SET TASK
Work out how many lines hold "donde". Give the number and nothing else.

[Collected data]

--- Start ---

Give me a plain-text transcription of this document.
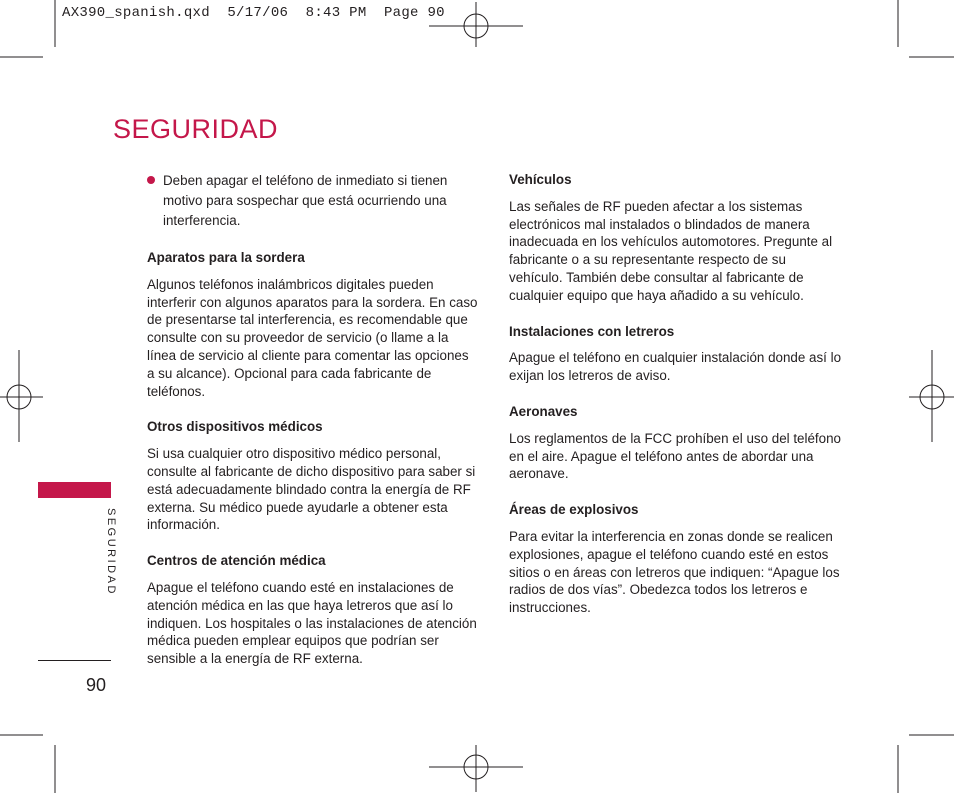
AX390_spanish.qxd  5/17/06  8:43 PM  Page 90
SEGURIDAD
SEGURIDAD
90

Deben apagar el teléfono de inmediato si tienen motivo para sospechar que está ocurriendo una interferencia.

Aparatos para la sordera

Algunos teléfonos inalámbricos digitales pueden interferir con algunos aparatos para la sordera. En caso de presentarse tal interferencia, es recomendable que consulte con su proveedor de servicio (o llame a la línea de servicio al cliente para comentar las opciones a su alcance). Opcional para cada fabricante de teléfonos.

Otros dispositivos médicos

Si usa cualquier otro dispositivo médico personal, consulte al fabricante de dicho dispositivo para saber si está adecuadamente blindado contra la energía de RF externa. Su médico puede ayudarle a obtener esta información.

Centros de atención médica

Apague el teléfono cuando esté en instalaciones de atención médica en las que haya letreros que así lo indiquen. Los hospitales o las instalaciones de atención médica pueden emplear equipos que podrían ser sensible a la energía de RF externa.

Vehículos

Las señales de RF pueden afectar a los sistemas electrónicos mal instalados o blindados de manera inadecuada en los vehículos automotores. Pregunte al fabricante o a su representante respecto de su vehículo. También debe consultar al fabricante de cualquier equipo que haya añadido a su vehículo.

Instalaciones con letreros

Apague el teléfono en cualquier instalación donde así lo exijan los letreros de aviso.

Aeronaves

Los reglamentos de la FCC prohíben el uso del teléfono en el aire. Apague el teléfono antes de abordar una aeronave.

Áreas de explosivos

Para evitar la interferencia en zonas donde se realicen explosiones, apague el teléfono cuando esté en estos sitios o en áreas con letreros que indiquen: “Apague los radios de dos vías”. Obedezca todos los letreros e instrucciones.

--- End ---

WRITTEN SOLUTION
2